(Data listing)
-=-=-=-=-

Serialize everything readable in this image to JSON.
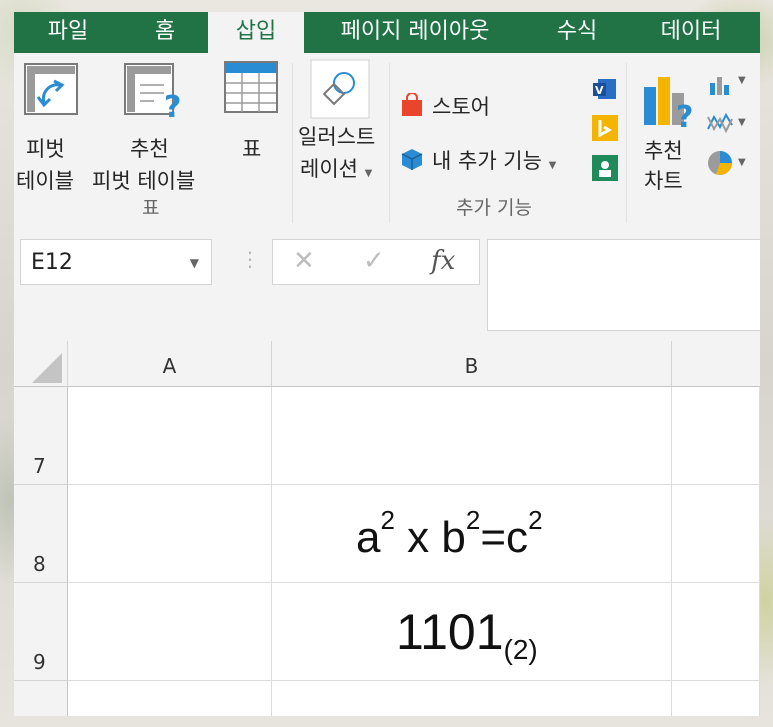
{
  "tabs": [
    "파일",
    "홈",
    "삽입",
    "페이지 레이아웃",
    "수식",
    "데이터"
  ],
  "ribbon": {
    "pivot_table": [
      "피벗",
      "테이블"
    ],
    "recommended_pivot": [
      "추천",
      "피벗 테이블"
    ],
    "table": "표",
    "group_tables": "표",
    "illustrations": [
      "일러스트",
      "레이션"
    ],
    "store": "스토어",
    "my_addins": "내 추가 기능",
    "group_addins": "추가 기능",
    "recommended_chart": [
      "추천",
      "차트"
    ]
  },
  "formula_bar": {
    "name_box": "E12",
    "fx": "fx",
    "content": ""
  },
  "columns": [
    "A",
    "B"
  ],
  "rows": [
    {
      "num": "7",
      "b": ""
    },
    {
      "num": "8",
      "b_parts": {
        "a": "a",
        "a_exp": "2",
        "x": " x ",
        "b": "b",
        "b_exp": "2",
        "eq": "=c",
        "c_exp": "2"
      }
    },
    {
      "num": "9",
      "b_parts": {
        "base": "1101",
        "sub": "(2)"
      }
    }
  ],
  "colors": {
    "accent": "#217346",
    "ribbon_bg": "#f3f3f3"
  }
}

-=-=-=-=-

Stated problem
Make an exact copy of the records shown above, without the pictures.

Answer to this exercise
Serialize everything readable in this image to JSON.
{
  "tabs": [
    "파일",
    "홈",
    "삽입",
    "페이지 레이아웃",
    "수식",
    "데이터"
  ],
  "ribbon": {
    "pivot_table": [
      "피벗",
      "테이블"
    ],
    "recommended_pivot": [
      "추천",
      "피벗 테이블"
    ],
    "table": "표",
    "group_tables": "표",
    "illustrations": [
      "일러스트",
      "레이션"
    ],
    "store": "스토어",
    "my_addins": "내 추가 기능",
    "group_addins": "추가 기능",
    "recommended_chart": [
      "추천",
      "차트"
    ]
  },
  "formula_bar": {
    "name_box": "E12",
    "fx": "fx",
    "content": ""
  },
  "columns": [
    "A",
    "B"
  ],
  "rows": [
    {
      "num": "7",
      "b": ""
    },
    {
      "num": "8",
      "b_parts": {
        "a": "a",
        "a_exp": "2",
        "x": " x ",
        "b": "b",
        "b_exp": "2",
        "eq": "=c",
        "c_exp": "2"
      }
    },
    {
      "num": "9",
      "b_parts": {
        "base": "1101",
        "sub": "(2)"
      }
    }
  ],
  "colors": {
    "accent": "#217346",
    "ribbon_bg": "#f3f3f3"
  }
}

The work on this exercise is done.